_WRITTEN EXERCISE_.
Go through the material below and copy all lines with "робіт".

(Extracted records)
##############################

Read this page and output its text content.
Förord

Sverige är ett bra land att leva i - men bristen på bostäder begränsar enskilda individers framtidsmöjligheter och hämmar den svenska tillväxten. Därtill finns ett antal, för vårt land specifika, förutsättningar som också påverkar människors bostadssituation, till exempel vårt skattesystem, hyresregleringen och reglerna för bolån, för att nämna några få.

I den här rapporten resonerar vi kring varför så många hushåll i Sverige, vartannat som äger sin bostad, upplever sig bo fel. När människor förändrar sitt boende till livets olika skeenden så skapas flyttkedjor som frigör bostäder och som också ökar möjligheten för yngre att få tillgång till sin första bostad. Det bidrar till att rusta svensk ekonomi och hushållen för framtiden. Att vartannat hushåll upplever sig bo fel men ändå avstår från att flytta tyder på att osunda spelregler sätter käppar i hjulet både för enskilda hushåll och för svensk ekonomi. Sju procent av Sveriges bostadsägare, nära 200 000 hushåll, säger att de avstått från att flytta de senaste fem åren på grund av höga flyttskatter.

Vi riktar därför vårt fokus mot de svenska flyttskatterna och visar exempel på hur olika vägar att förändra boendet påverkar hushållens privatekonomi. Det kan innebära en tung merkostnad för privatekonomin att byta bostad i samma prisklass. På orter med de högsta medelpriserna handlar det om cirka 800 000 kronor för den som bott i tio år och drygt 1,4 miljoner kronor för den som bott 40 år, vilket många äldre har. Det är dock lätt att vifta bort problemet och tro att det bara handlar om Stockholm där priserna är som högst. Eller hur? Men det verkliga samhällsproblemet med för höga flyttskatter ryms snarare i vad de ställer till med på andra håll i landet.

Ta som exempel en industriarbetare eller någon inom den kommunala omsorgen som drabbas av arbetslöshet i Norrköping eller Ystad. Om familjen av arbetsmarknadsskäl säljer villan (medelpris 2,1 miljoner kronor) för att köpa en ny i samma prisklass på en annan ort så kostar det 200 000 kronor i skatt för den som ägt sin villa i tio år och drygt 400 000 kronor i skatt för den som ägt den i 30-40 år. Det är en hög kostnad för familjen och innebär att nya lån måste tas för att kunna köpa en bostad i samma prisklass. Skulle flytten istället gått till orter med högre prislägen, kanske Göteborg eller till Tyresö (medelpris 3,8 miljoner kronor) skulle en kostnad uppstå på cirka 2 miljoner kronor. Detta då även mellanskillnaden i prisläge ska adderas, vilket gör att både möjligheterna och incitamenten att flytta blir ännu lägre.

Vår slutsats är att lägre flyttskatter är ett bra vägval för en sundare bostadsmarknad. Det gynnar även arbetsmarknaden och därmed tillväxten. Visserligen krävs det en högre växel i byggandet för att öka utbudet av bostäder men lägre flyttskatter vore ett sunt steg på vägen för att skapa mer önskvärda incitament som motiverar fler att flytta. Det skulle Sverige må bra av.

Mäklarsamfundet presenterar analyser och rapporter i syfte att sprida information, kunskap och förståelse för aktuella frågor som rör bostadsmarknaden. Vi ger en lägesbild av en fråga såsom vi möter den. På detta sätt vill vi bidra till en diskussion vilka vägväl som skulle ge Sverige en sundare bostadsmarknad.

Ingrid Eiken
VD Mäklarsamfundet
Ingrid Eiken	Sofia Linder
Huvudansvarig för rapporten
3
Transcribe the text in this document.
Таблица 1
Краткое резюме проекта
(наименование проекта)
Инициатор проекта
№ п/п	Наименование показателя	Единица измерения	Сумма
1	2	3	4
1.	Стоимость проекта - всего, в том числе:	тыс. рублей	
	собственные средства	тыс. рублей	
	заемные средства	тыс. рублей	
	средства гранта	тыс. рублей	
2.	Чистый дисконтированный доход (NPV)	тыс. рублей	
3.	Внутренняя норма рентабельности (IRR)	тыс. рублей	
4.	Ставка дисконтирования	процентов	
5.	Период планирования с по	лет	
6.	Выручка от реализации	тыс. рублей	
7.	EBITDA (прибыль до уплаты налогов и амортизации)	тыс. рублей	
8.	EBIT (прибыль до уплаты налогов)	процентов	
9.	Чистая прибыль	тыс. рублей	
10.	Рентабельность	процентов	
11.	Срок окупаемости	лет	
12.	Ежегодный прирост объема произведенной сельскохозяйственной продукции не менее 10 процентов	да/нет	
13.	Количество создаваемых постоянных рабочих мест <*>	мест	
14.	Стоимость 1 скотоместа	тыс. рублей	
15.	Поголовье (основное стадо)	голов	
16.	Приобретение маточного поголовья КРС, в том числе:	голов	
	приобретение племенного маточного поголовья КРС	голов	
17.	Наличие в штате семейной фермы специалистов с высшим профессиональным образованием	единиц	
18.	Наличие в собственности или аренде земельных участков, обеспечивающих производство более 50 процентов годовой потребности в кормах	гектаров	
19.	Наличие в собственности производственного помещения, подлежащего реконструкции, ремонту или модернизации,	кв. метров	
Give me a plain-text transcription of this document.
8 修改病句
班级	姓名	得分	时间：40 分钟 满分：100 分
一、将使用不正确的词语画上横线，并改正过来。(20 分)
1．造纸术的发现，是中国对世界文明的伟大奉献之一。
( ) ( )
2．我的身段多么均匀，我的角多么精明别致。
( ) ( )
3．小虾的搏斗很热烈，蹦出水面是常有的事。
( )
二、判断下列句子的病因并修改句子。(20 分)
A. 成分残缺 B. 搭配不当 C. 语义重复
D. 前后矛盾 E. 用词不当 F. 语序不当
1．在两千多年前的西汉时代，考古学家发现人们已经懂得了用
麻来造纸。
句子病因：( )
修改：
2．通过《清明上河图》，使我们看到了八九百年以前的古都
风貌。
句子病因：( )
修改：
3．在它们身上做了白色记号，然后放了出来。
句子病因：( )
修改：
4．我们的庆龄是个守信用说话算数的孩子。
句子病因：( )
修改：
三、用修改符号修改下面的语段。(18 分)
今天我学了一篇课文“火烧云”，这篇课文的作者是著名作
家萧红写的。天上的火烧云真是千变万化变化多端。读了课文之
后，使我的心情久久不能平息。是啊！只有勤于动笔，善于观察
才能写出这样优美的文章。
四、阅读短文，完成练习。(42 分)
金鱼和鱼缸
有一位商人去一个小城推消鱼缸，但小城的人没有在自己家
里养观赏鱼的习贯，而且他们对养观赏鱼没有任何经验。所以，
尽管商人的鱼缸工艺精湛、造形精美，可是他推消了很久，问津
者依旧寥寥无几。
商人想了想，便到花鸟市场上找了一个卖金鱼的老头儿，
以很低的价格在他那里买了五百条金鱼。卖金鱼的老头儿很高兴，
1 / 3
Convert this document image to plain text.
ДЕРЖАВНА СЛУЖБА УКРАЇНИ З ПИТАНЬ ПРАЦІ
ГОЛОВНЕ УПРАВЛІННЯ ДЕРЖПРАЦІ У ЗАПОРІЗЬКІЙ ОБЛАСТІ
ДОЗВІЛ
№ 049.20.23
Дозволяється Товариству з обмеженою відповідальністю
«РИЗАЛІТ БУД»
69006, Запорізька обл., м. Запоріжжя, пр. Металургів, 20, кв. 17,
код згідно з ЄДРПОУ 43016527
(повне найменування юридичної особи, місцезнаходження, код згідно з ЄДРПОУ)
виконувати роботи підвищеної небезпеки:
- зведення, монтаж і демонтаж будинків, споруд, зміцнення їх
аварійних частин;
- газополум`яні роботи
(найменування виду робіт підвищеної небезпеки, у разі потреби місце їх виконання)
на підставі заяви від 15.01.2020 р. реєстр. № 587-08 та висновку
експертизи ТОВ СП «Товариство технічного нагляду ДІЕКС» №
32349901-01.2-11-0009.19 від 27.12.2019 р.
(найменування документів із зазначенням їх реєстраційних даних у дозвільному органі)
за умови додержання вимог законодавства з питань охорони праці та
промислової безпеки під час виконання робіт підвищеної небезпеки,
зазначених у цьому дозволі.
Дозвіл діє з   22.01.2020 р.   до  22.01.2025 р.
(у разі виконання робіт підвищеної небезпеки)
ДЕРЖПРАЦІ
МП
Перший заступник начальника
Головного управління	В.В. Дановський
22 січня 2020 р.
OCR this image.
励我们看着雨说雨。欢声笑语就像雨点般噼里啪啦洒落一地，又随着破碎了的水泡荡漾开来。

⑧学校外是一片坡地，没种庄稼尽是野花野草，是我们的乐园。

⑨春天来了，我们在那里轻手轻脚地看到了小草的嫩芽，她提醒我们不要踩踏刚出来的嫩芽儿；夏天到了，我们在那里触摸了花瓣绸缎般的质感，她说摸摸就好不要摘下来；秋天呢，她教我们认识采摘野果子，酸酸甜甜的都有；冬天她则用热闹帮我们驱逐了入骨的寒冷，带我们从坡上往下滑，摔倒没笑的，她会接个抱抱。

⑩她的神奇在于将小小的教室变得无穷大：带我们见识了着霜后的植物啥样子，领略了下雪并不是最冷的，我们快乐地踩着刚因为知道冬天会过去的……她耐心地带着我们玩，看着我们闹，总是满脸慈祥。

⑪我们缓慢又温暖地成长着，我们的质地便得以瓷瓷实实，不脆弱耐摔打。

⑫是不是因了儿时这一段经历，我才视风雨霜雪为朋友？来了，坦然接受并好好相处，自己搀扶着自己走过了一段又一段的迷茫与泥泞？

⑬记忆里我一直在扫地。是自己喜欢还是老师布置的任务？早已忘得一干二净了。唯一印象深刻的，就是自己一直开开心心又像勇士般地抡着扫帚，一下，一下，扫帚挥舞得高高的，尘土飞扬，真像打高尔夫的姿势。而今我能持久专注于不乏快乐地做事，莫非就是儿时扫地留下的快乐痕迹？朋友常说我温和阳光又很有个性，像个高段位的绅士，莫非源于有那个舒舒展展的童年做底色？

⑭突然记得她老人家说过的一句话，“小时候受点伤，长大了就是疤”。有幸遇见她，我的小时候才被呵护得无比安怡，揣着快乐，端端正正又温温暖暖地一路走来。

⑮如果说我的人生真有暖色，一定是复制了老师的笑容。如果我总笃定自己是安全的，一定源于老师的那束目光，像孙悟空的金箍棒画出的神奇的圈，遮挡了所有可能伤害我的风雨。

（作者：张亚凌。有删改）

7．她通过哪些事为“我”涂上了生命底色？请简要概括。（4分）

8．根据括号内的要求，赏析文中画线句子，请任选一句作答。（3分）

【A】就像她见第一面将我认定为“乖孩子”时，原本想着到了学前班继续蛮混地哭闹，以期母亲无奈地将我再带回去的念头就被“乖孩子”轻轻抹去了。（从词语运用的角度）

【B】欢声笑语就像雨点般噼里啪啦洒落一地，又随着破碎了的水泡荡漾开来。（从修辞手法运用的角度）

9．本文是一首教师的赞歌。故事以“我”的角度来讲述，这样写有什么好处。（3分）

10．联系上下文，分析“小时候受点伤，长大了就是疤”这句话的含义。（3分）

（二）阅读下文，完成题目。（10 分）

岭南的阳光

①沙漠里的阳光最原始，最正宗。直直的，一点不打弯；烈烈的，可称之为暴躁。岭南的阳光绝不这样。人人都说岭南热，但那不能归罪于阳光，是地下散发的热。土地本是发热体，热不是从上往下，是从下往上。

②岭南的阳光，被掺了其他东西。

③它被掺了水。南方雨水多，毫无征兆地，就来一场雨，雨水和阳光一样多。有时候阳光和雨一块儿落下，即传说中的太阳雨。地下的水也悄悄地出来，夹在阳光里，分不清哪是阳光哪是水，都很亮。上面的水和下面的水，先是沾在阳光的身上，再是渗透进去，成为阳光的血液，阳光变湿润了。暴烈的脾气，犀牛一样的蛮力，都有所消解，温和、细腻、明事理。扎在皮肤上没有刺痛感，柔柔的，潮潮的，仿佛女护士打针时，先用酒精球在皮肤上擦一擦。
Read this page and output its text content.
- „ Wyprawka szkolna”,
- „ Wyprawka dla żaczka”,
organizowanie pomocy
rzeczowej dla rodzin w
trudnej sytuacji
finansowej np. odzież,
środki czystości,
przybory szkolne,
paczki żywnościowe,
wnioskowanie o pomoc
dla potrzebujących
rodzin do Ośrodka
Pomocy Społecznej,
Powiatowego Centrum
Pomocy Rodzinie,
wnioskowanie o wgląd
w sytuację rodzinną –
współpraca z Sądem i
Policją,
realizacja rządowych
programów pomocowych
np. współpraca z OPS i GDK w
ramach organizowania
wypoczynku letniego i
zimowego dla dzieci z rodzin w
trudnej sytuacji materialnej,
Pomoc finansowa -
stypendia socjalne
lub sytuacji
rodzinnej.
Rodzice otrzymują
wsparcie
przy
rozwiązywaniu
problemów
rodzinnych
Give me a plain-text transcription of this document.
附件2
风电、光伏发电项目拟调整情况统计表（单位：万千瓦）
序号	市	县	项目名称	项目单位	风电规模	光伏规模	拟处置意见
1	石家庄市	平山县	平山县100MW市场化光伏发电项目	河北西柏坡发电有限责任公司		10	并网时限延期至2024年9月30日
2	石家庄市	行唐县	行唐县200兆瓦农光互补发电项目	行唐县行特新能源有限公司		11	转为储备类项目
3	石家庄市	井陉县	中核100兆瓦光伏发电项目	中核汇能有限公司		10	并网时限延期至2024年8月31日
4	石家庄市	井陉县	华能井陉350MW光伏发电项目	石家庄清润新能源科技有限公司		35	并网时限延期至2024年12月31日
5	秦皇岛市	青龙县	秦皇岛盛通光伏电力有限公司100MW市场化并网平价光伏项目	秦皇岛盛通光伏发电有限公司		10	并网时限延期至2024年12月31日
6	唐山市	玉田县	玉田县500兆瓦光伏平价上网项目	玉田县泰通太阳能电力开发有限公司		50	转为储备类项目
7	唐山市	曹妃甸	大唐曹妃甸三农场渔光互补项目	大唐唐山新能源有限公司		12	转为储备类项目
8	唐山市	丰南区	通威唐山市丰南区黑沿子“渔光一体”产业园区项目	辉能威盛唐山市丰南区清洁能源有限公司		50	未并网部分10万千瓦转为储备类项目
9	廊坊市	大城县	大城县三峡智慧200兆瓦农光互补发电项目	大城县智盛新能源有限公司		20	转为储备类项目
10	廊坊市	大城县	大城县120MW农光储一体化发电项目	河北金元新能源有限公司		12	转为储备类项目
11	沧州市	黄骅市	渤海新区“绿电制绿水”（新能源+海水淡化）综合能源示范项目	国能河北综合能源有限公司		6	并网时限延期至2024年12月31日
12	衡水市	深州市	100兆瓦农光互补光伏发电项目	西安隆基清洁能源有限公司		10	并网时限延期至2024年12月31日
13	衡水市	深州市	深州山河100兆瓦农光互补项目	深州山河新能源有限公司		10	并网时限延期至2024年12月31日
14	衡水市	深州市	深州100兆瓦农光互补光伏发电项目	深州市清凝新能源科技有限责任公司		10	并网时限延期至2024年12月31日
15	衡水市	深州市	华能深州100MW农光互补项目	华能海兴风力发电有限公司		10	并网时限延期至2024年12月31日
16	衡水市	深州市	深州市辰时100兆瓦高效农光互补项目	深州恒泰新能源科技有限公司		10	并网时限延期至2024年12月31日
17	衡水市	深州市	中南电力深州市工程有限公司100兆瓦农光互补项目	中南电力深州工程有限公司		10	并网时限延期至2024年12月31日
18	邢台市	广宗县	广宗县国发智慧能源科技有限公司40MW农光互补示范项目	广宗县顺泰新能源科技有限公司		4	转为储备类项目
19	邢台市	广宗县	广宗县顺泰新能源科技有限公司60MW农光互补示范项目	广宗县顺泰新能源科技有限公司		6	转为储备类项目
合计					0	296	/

##############################

_EXERCISE OUTPUT_.
(найменування виду робіт підвищеної небезпеки, у разі потреби місце їх виконання)
промислової безпеки під час виконання робіт підвищеної небезпеки,
(у разі виконання робіт підвищеної небезпеки)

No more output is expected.